▸ **Exercise description**:
Copy out the data exactly, leaving the pictures behind.

▸ **Input data**:
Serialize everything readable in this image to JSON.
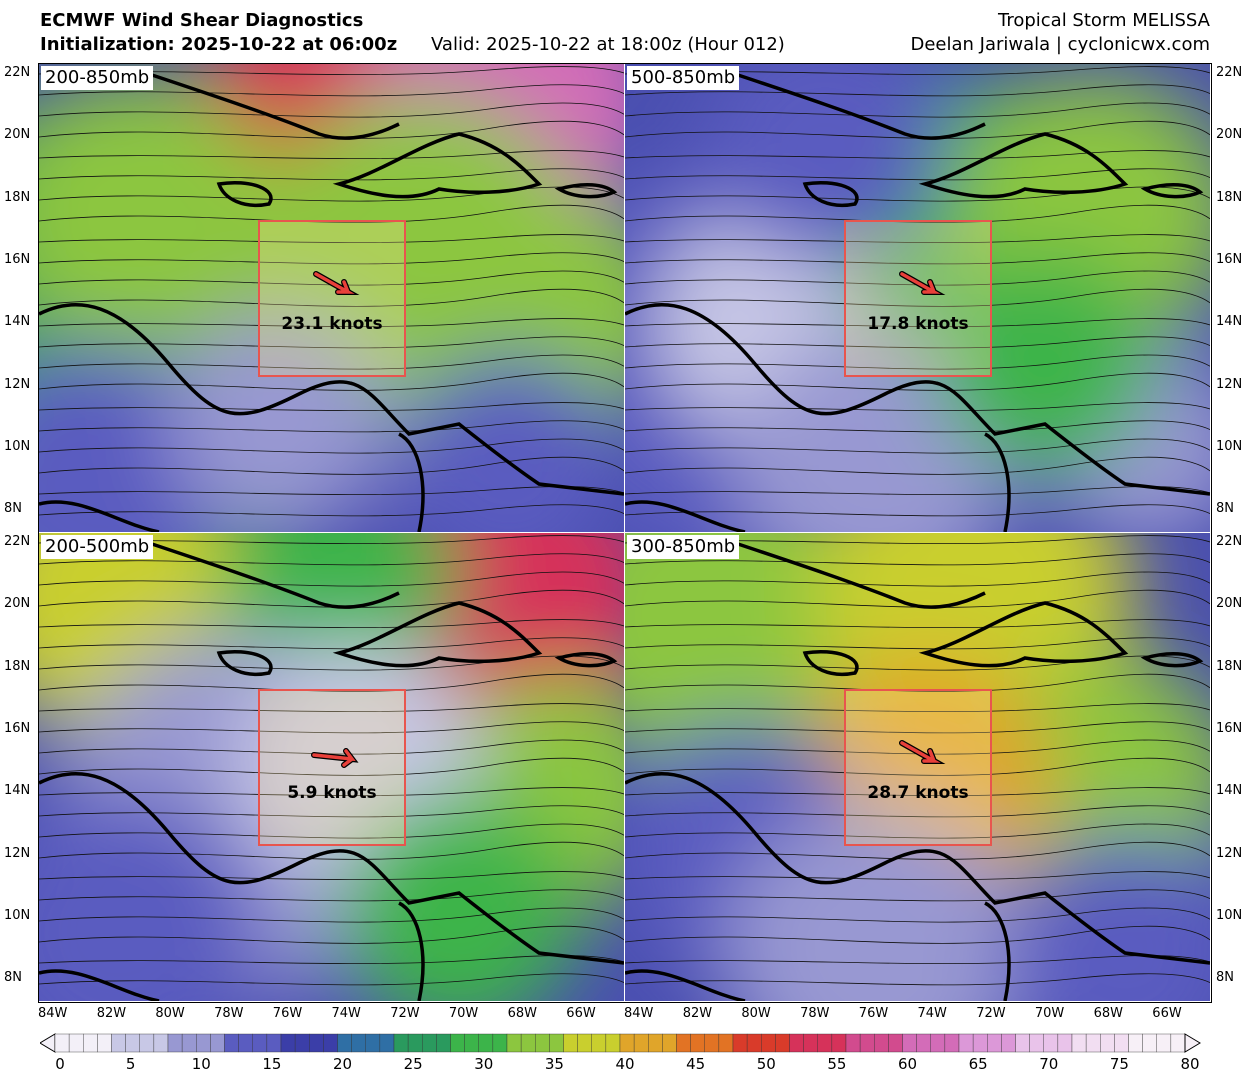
{
  "header": {
    "title": "ECMWF Wind Shear Diagnostics",
    "init": "Initialization: 2025-10-22 at 06:00z",
    "valid": "Valid: 2025-10-22 at 18:00z (Hour 012)",
    "storm": "Tropical Storm MELISSA",
    "credit": "Deelan Jariwala | cyclonicwx.com"
  },
  "panels": [
    {
      "label": "200-850mb",
      "shear": "23.1 knots",
      "arrow_dir": "se"
    },
    {
      "label": "500-850mb",
      "shear": "17.8 knots",
      "arrow_dir": "se"
    },
    {
      "label": "200-500mb",
      "shear": "5.9 knots",
      "arrow_dir": "e"
    },
    {
      "label": "300-850mb",
      "shear": "28.7 knots",
      "arrow_dir": "se"
    }
  ],
  "lat_labels": [
    "22N",
    "20N",
    "18N",
    "16N",
    "14N",
    "12N",
    "10N",
    "8N"
  ],
  "lon_labels": [
    "84W",
    "82W",
    "80W",
    "78W",
    "76W",
    "74W",
    "72W",
    "70W",
    "68W",
    "66W"
  ],
  "colorbar": {
    "ticks": [
      "0",
      "5",
      "10",
      "15",
      "20",
      "25",
      "30",
      "35",
      "40",
      "45",
      "50",
      "55",
      "60",
      "65",
      "70",
      "75",
      "80"
    ],
    "colors": [
      "#f3f0f8",
      "#c8c8e6",
      "#9898d2",
      "#5a5cc0",
      "#3b3ea8",
      "#2f6fa5",
      "#2a9a5e",
      "#3cb44a",
      "#8cc63f",
      "#c9cf2e",
      "#e0a52a",
      "#e27324",
      "#d93b2a",
      "#d6325a",
      "#d24b8e",
      "#d36cb8",
      "#dc98d8",
      "#e9c3ea",
      "#f2def2",
      "#f7f0f7"
    ]
  }
}
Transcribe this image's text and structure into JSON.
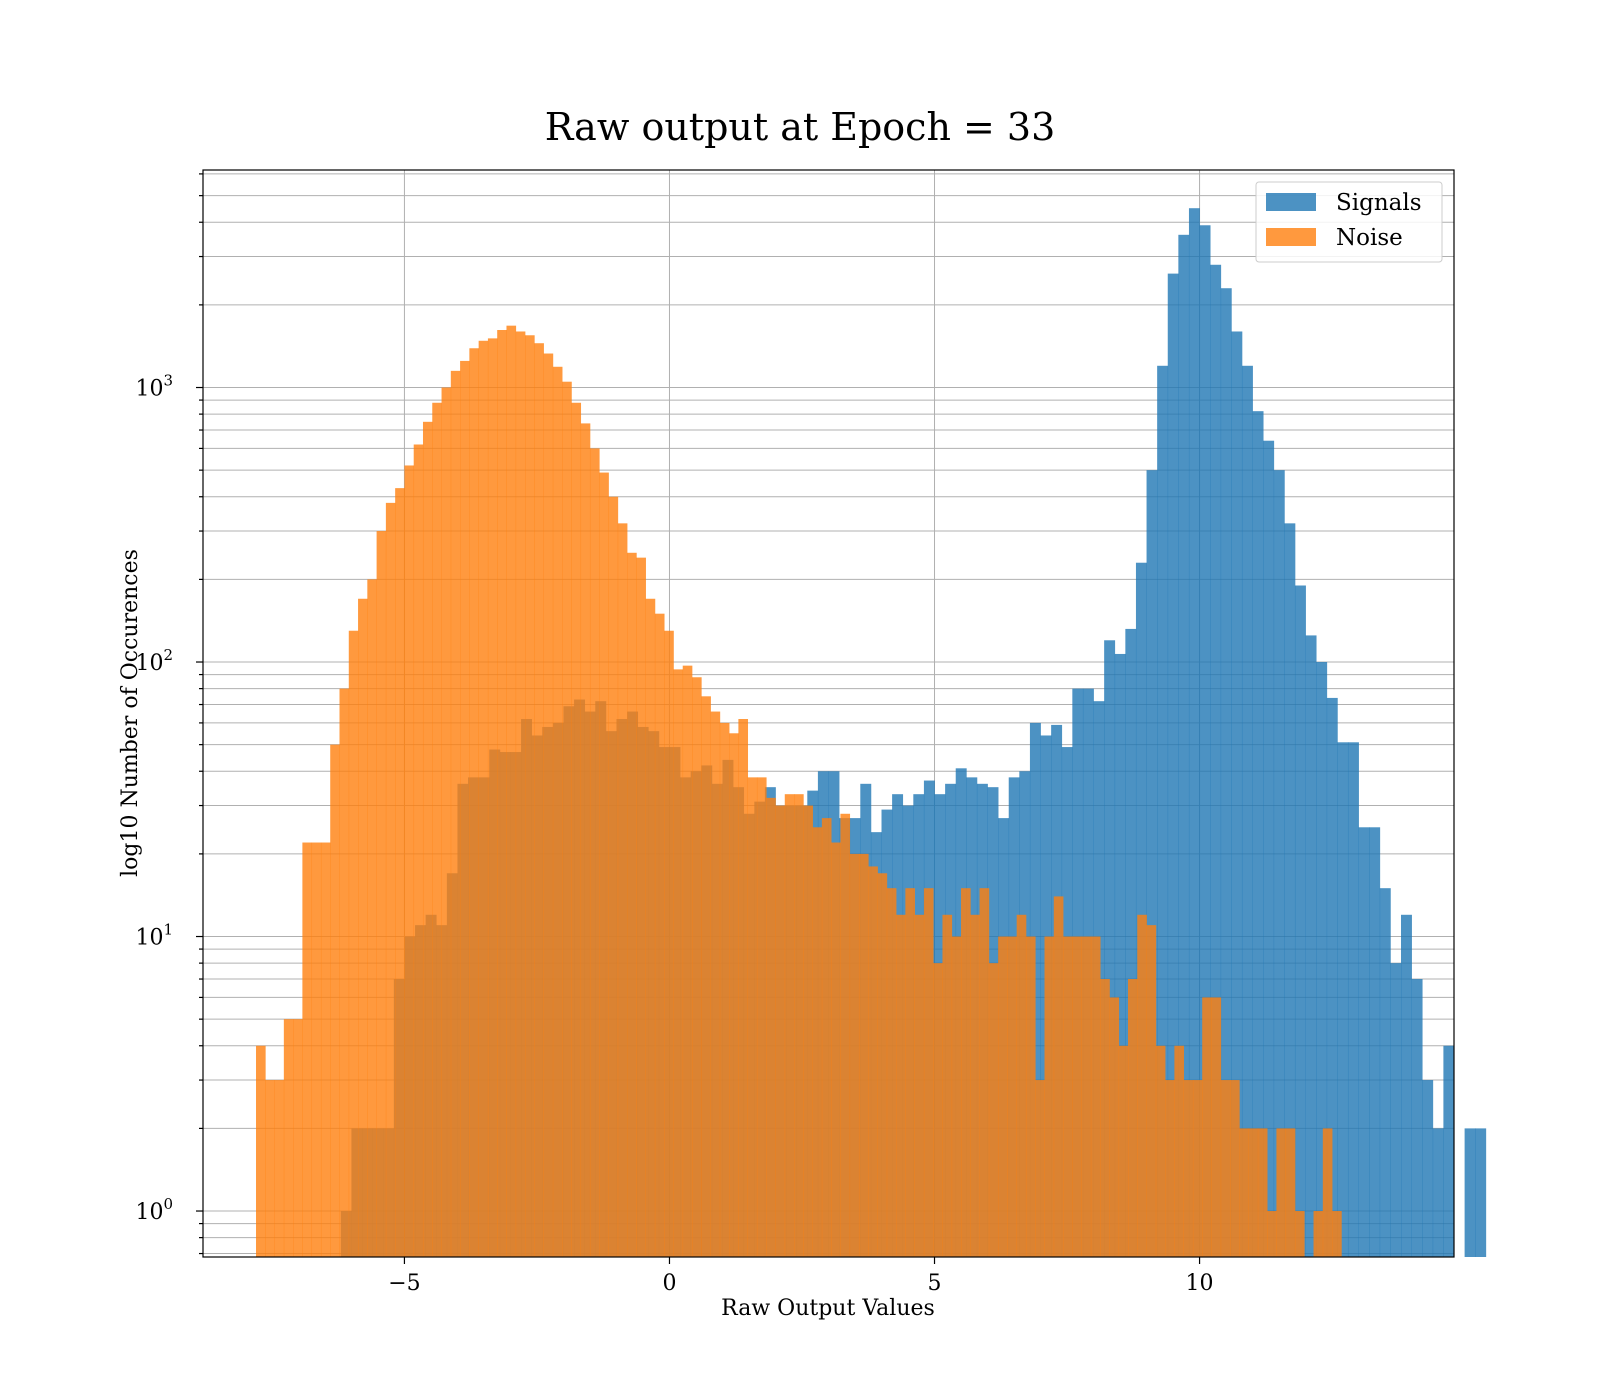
{
  "chart_data": {
    "type": "bar",
    "title": "Raw output at Epoch = 33",
    "xlabel": "Raw Output Values",
    "ylabel": "log10 Number of Occurences",
    "yscale": "log",
    "xlim": [
      -8.8,
      14.8
    ],
    "ylim": [
      0.68,
      6200
    ],
    "grid": true,
    "legend_position": "top-right",
    "x_ticks": [
      {
        "value": -5,
        "label": "−5"
      },
      {
        "value": 0,
        "label": "0"
      },
      {
        "value": 5,
        "label": "5"
      },
      {
        "value": 10,
        "label": "10"
      }
    ],
    "y_ticks": [
      {
        "value": 1,
        "base": "10",
        "exp": "0"
      },
      {
        "value": 10,
        "base": "10",
        "exp": "1"
      },
      {
        "value": 100,
        "base": "10",
        "exp": "2"
      },
      {
        "value": 1000,
        "base": "10",
        "exp": "3"
      }
    ],
    "series": [
      {
        "name": "Signals",
        "color": "#1f77b4",
        "opacity": 0.8,
        "bin_start": -6.2,
        "bin_width": 0.2,
        "counts": [
          1,
          2,
          2,
          2,
          2,
          7,
          10,
          11,
          12,
          11,
          17,
          36,
          38,
          38,
          48,
          47,
          47,
          62,
          54,
          58,
          60,
          69,
          73,
          66,
          72,
          56,
          62,
          66,
          58,
          56,
          49,
          49,
          38,
          40,
          42,
          36,
          44,
          35,
          28,
          31,
          35,
          30,
          30,
          30,
          34,
          40,
          40,
          27,
          27,
          36,
          24,
          29,
          33,
          30,
          33,
          37,
          33,
          36,
          41,
          38,
          36,
          35,
          27,
          38,
          40,
          60,
          54,
          59,
          49,
          80,
          80,
          72,
          120,
          107,
          132,
          230,
          500,
          1200,
          2600,
          3600,
          4500,
          3900,
          2800,
          2300,
          1600,
          1200,
          820,
          640,
          500,
          320,
          190,
          125,
          100,
          74,
          51,
          51,
          25,
          25,
          15,
          8,
          12,
          7,
          3,
          2,
          4,
          0,
          2,
          2
        ],
        "values_note": ""
      },
      {
        "name": "Noise",
        "color": "#ff7f0e",
        "opacity": 0.8,
        "bin_start": -7.8,
        "bin_width": 0.175,
        "counts": [
          4,
          3,
          3,
          5,
          5,
          22,
          22,
          22,
          50,
          80,
          130,
          170,
          200,
          300,
          380,
          430,
          520,
          620,
          750,
          880,
          1000,
          1150,
          1250,
          1390,
          1480,
          1510,
          1620,
          1680,
          1600,
          1550,
          1450,
          1330,
          1190,
          1050,
          880,
          740,
          600,
          490,
          400,
          320,
          250,
          240,
          170,
          150,
          130,
          94,
          97,
          88,
          75,
          66,
          60,
          55,
          62,
          38,
          38,
          32,
          30,
          33,
          33,
          30,
          25,
          27,
          22,
          28,
          20,
          20,
          18,
          17,
          15,
          12,
          15,
          12,
          15,
          8,
          12,
          10,
          15,
          12,
          15,
          8,
          10,
          10,
          12,
          10,
          3,
          10,
          14,
          10,
          10,
          10,
          10,
          7,
          6,
          4,
          7,
          12,
          11,
          4,
          3,
          4,
          3,
          3,
          6,
          6,
          3,
          3,
          2,
          2,
          2,
          1,
          2,
          2,
          1,
          0,
          1,
          2,
          1
        ],
        "values_note": ""
      }
    ]
  }
}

▸ **Worked solution**:
Serialize everything readable in this image to JSON.
{
  "header": {
    "title": "ECMWF Wind Shear Diagnostics",
    "init": "Initialization: 2025-10-22 at 06:00z",
    "valid": "Valid: 2025-10-22 at 18:00z (Hour 012)",
    "storm": "Tropical Storm MELISSA",
    "credit": "Deelan Jariwala | cyclonicwx.com"
  },
  "panels": [
    {
      "label": "200-850mb",
      "shear": "23.1 knots",
      "arrow_dir": "se"
    },
    {
      "label": "500-850mb",
      "shear": "17.8 knots",
      "arrow_dir": "se"
    },
    {
      "label": "200-500mb",
      "shear": "5.9 knots",
      "arrow_dir": "e"
    },
    {
      "label": "300-850mb",
      "shear": "28.7 knots",
      "arrow_dir": "se"
    }
  ],
  "lat_labels": [
    "22N",
    "20N",
    "18N",
    "16N",
    "14N",
    "12N",
    "10N",
    "8N"
  ],
  "lon_labels": [
    "84W",
    "82W",
    "80W",
    "78W",
    "76W",
    "74W",
    "72W",
    "70W",
    "68W",
    "66W"
  ],
  "colorbar": {
    "ticks": [
      "0",
      "5",
      "10",
      "15",
      "20",
      "25",
      "30",
      "35",
      "40",
      "45",
      "50",
      "55",
      "60",
      "65",
      "70",
      "75",
      "80"
    ],
    "colors": [
      "#f3f0f8",
      "#c8c8e6",
      "#9898d2",
      "#5a5cc0",
      "#3b3ea8",
      "#2f6fa5",
      "#2a9a5e",
      "#3cb44a",
      "#8cc63f",
      "#c9cf2e",
      "#e0a52a",
      "#e27324",
      "#d93b2a",
      "#d6325a",
      "#d24b8e",
      "#d36cb8",
      "#dc98d8",
      "#e9c3ea",
      "#f2def2",
      "#f7f0f7"
    ]
  }
}
Transcribe this image's text and structure into JSON.
{
  "chart_data": {
    "type": "bar",
    "title": "Raw output at Epoch = 33",
    "xlabel": "Raw Output Values",
    "ylabel": "log10 Number of Occurences",
    "yscale": "log",
    "xlim": [
      -8.8,
      14.8
    ],
    "ylim": [
      0.68,
      6200
    ],
    "grid": true,
    "legend_position": "top-right",
    "x_ticks": [
      {
        "value": -5,
        "label": "−5"
      },
      {
        "value": 0,
        "label": "0"
      },
      {
        "value": 5,
        "label": "5"
      },
      {
        "value": 10,
        "label": "10"
      }
    ],
    "y_ticks": [
      {
        "value": 1,
        "base": "10",
        "exp": "0"
      },
      {
        "value": 10,
        "base": "10",
        "exp": "1"
      },
      {
        "value": 100,
        "base": "10",
        "exp": "2"
      },
      {
        "value": 1000,
        "base": "10",
        "exp": "3"
      }
    ],
    "series": [
      {
        "name": "Signals",
        "color": "#1f77b4",
        "opacity": 0.8,
        "bin_start": -6.2,
        "bin_width": 0.2,
        "counts": [
          1,
          2,
          2,
          2,
          2,
          7,
          10,
          11,
          12,
          11,
          17,
          36,
          38,
          38,
          48,
          47,
          47,
          62,
          54,
          58,
          60,
          69,
          73,
          66,
          72,
          56,
          62,
          66,
          58,
          56,
          49,
          49,
          38,
          40,
          42,
          36,
          44,
          35,
          28,
          31,
          35,
          30,
          30,
          30,
          34,
          40,
          40,
          27,
          27,
          36,
          24,
          29,
          33,
          30,
          33,
          37,
          33,
          36,
          41,
          38,
          36,
          35,
          27,
          38,
          40,
          60,
          54,
          59,
          49,
          80,
          80,
          72,
          120,
          107,
          132,
          230,
          500,
          1200,
          2600,
          3600,
          4500,
          3900,
          2800,
          2300,
          1600,
          1200,
          820,
          640,
          500,
          320,
          190,
          125,
          100,
          74,
          51,
          51,
          25,
          25,
          15,
          8,
          12,
          7,
          3,
          2,
          4,
          0,
          2,
          2
        ],
        "values_note": ""
      },
      {
        "name": "Noise",
        "color": "#ff7f0e",
        "opacity": 0.8,
        "bin_start": -7.8,
        "bin_width": 0.175,
        "counts": [
          4,
          3,
          3,
          5,
          5,
          22,
          22,
          22,
          50,
          80,
          130,
          170,
          200,
          300,
          380,
          430,
          520,
          620,
          750,
          880,
          1000,
          1150,
          1250,
          1390,
          1480,
          1510,
          1620,
          1680,
          1600,
          1550,
          1450,
          1330,
          1190,
          1050,
          880,
          740,
          600,
          490,
          400,
          320,
          250,
          240,
          170,
          150,
          130,
          94,
          97,
          88,
          75,
          66,
          60,
          55,
          62,
          38,
          38,
          32,
          30,
          33,
          33,
          30,
          25,
          27,
          22,
          28,
          20,
          20,
          18,
          17,
          15,
          12,
          15,
          12,
          15,
          8,
          12,
          10,
          15,
          12,
          15,
          8,
          10,
          10,
          12,
          10,
          3,
          10,
          14,
          10,
          10,
          10,
          10,
          7,
          6,
          4,
          7,
          12,
          11,
          4,
          3,
          4,
          3,
          3,
          6,
          6,
          3,
          3,
          2,
          2,
          2,
          1,
          2,
          2,
          1,
          0,
          1,
          2,
          1
        ],
        "values_note": ""
      }
    ]
  }
}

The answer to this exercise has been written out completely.